Quote, verbatim, all material below, without pictures.

» **INPUT ROWS**:
..........
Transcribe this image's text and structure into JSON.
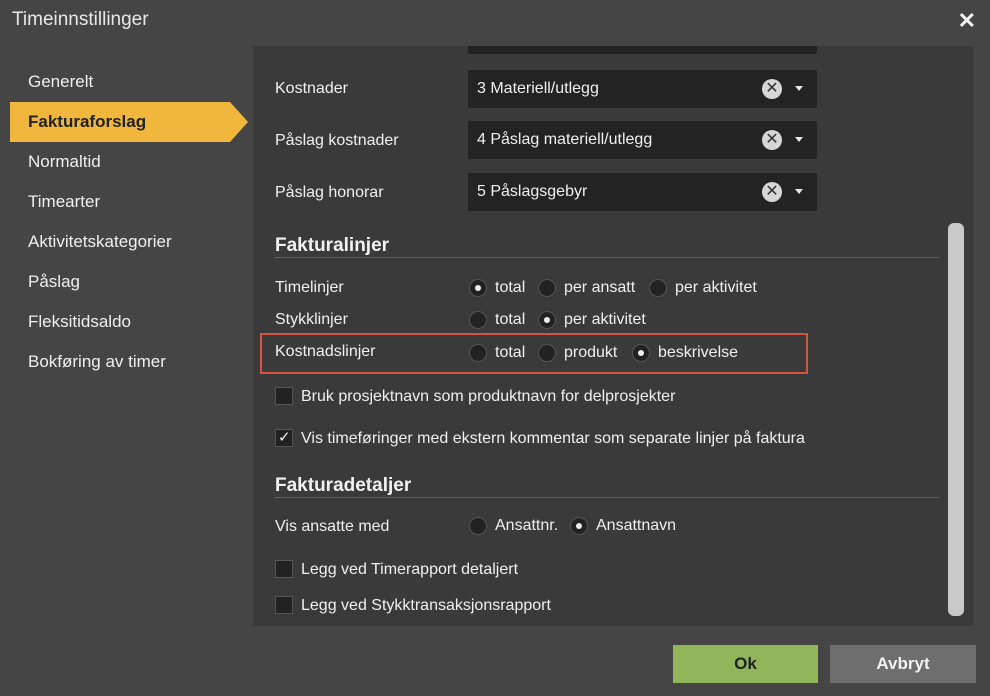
{
  "window": {
    "title": "Timeinnstillinger",
    "close_glyph": "✕"
  },
  "nav": {
    "items": [
      {
        "label": "Generelt"
      },
      {
        "label": "Fakturaforslag",
        "active": true
      },
      {
        "label": "Normaltid"
      },
      {
        "label": "Timearter"
      },
      {
        "label": "Aktivitetskategorier"
      },
      {
        "label": "Påslag"
      },
      {
        "label": "Fleksitidsaldo"
      },
      {
        "label": "Bokføring av timer"
      }
    ]
  },
  "fields": {
    "kostnader": {
      "label": "Kostnader",
      "value": "3 Materiell/utlegg"
    },
    "paslag_kostnader": {
      "label": "Påslag kostnader",
      "value": "4 Påslag materiell/utlegg"
    },
    "paslag_honorar": {
      "label": "Påslag honorar",
      "value": "5 Påslagsgebyr"
    },
    "clear_glyph": "✕"
  },
  "fakturalinjer": {
    "title": "Fakturalinjer",
    "timelinjer": {
      "label": "Timelinjer",
      "options": [
        "total",
        "per ansatt",
        "per aktivitet"
      ],
      "selected": "total"
    },
    "stykklinjer": {
      "label": "Stykklinjer",
      "options": [
        "total",
        "per aktivitet"
      ],
      "selected": "per aktivitet"
    },
    "kostnadslinjer": {
      "label": "Kostnadslinjer",
      "options": [
        "total",
        "produkt",
        "beskrivelse"
      ],
      "selected": "beskrivelse"
    },
    "check_prosjektnavn": {
      "label": "Bruk prosjektnavn som produktnavn for delprosjekter",
      "checked": false
    },
    "check_timeforinger": {
      "label": "Vis timeføringer med ekstern kommentar som separate linjer på faktura",
      "checked": true
    }
  },
  "fakturadetaljer": {
    "title": "Fakturadetaljer",
    "vis_ansatte": {
      "label": "Vis ansatte med",
      "options": [
        "Ansattnr.",
        "Ansattnavn"
      ],
      "selected": "Ansattnavn"
    },
    "check_timerapport": {
      "label": "Legg ved Timerapport detaljert",
      "checked": false
    },
    "check_stykk": {
      "label": "Legg ved Stykktransaksjonsrapport",
      "checked": false
    }
  },
  "buttons": {
    "ok": "Ok",
    "cancel": "Avbryt"
  },
  "colors": {
    "accent": "#f0b73c",
    "ok": "#90b659",
    "highlight": "#d9513f"
  }
}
..........
» **TASK RESPONSE**:
Transcribe this image's text and structure into JSON.
{
  "window": {
    "title": "Timeinnstillinger",
    "close_glyph": "✕"
  },
  "nav": {
    "items": [
      {
        "label": "Generelt"
      },
      {
        "label": "Fakturaforslag",
        "active": true
      },
      {
        "label": "Normaltid"
      },
      {
        "label": "Timearter"
      },
      {
        "label": "Aktivitetskategorier"
      },
      {
        "label": "Påslag"
      },
      {
        "label": "Fleksitidsaldo"
      },
      {
        "label": "Bokføring av timer"
      }
    ]
  },
  "fields": {
    "kostnader": {
      "label": "Kostnader",
      "value": "3 Materiell/utlegg"
    },
    "paslag_kostnader": {
      "label": "Påslag kostnader",
      "value": "4 Påslag materiell/utlegg"
    },
    "paslag_honorar": {
      "label": "Påslag honorar",
      "value": "5 Påslagsgebyr"
    },
    "clear_glyph": "✕"
  },
  "fakturalinjer": {
    "title": "Fakturalinjer",
    "timelinjer": {
      "label": "Timelinjer",
      "options": [
        "total",
        "per ansatt",
        "per aktivitet"
      ],
      "selected": "total"
    },
    "stykklinjer": {
      "label": "Stykklinjer",
      "options": [
        "total",
        "per aktivitet"
      ],
      "selected": "per aktivitet"
    },
    "kostnadslinjer": {
      "label": "Kostnadslinjer",
      "options": [
        "total",
        "produkt",
        "beskrivelse"
      ],
      "selected": "beskrivelse"
    },
    "check_prosjektnavn": {
      "label": "Bruk prosjektnavn som produktnavn for delprosjekter",
      "checked": false
    },
    "check_timeforinger": {
      "label": "Vis timeføringer med ekstern kommentar som separate linjer på faktura",
      "checked": true
    }
  },
  "fakturadetaljer": {
    "title": "Fakturadetaljer",
    "vis_ansatte": {
      "label": "Vis ansatte med",
      "options": [
        "Ansattnr.",
        "Ansattnavn"
      ],
      "selected": "Ansattnavn"
    },
    "check_timerapport": {
      "label": "Legg ved Timerapport detaljert",
      "checked": false
    },
    "check_stykk": {
      "label": "Legg ved Stykktransaksjonsrapport",
      "checked": false
    }
  },
  "buttons": {
    "ok": "Ok",
    "cancel": "Avbryt"
  },
  "colors": {
    "accent": "#f0b73c",
    "ok": "#90b659",
    "highlight": "#d9513f"
  }
}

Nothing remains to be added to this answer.